YOUR GOAL => Output each entry exactly; skip nothing.

PROVIDED ENTRIES =>
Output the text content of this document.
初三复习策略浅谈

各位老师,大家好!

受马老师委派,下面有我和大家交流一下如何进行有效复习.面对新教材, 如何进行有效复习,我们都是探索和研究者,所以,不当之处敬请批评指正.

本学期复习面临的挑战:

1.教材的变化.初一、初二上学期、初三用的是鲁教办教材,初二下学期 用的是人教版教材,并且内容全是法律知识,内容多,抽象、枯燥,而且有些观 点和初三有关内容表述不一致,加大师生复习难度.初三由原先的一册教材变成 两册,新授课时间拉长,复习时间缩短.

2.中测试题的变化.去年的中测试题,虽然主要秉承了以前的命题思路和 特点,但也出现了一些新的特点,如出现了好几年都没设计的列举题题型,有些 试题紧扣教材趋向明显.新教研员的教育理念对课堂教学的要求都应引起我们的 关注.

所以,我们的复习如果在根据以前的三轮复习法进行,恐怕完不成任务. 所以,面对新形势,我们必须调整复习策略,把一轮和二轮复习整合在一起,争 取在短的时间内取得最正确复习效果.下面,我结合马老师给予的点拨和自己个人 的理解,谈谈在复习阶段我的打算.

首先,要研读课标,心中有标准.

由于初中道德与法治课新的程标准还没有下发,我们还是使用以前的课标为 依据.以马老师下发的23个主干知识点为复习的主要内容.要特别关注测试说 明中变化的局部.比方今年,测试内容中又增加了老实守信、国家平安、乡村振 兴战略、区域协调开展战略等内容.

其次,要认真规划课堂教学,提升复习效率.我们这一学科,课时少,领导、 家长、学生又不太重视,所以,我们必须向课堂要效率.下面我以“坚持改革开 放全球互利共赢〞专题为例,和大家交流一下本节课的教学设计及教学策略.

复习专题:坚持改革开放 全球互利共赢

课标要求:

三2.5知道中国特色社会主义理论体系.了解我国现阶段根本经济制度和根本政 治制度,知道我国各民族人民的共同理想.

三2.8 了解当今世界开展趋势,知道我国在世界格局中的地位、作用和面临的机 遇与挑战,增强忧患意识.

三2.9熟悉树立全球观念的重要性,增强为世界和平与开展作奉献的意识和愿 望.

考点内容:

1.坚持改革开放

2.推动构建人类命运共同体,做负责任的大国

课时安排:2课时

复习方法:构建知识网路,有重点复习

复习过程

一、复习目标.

SOLUTION TO THE EXERCISE =>
Output the text content of this document.
初三复习策略浅谈

各位老师,大家好!

受马老师委派,下面有我和大家交流一下如何进行有效复习.面对新教材, 如何进行有效复习,我们都是探索和研究者,所以,不当之处敬请批评指正.

本学期复习面临的挑战:

1.教材的变化.初一、初二上学期、初三用的是鲁教办教材,初二下学期 用的是人教版教材,并且内容全是法律知识,内容多,抽象、枯燥,而且有些观 点和初三有关内容表述不一致,加大师生复习难度.初三由原先的一册教材变成 两册,新授课时间拉长,复习时间缩短.

2.中测试题的变化.去年的中测试题,虽然主要秉承了以前的命题思路和 特点,但也出现了一些新的特点,如出现了好几年都没设计的列举题题型,有些 试题紧扣教材趋向明显.新教研员的教育理念对课堂教学的要求都应引起我们的 关注.

所以,我们的复习如果在根据以前的三轮复习法进行,恐怕完不成任务. 所以,面对新形势,我们必须调整复习策略,把一轮和二轮复习整合在一起,争 取在短的时间内取得最正确复习效果.下面,我结合马老师给予的点拨和自己个人 的理解,谈谈在复习阶段我的打算.

首先,要研读课标,心中有标准.

由于初中道德与法治课新的程标准还没有下发,我们还是使用以前的课标为 依据.以马老师下发的23个主干知识点为复习的主要内容.要特别关注测试说 明中变化的局部.比方今年,测试内容中又增加了老实守信、国家平安、乡村振 兴战略、区域协调开展战略等内容.

其次,要认真规划课堂教学,提升复习效率.我们这一学科,课时少,领导、 家长、学生又不太重视,所以,我们必须向课堂要效率.下面我以“坚持改革开 放全球互利共赢〞专题为例,和大家交流一下本节课的教学设计及教学策略.

复习专题:坚持改革开放 全球互利共赢

课标要求:

三2.5知道中国特色社会主义理论体系.了解我国现阶段根本经济制度和根本政 治制度,知道我国各民族人民的共同理想.

三2.8 了解当今世界开展趋势,知道我国在世界格局中的地位、作用和面临的机 遇与挑战,增强忧患意识.

三2.9熟悉树立全球观念的重要性,增强为世界和平与开展作奉献的意识和愿 望.

考点内容:

1.坚持改革开放

2.推动构建人类命运共同体,做负责任的大国

课时安排:2课时

复习方法:构建知识网路,有重点复习

复习过程

一、复习目标.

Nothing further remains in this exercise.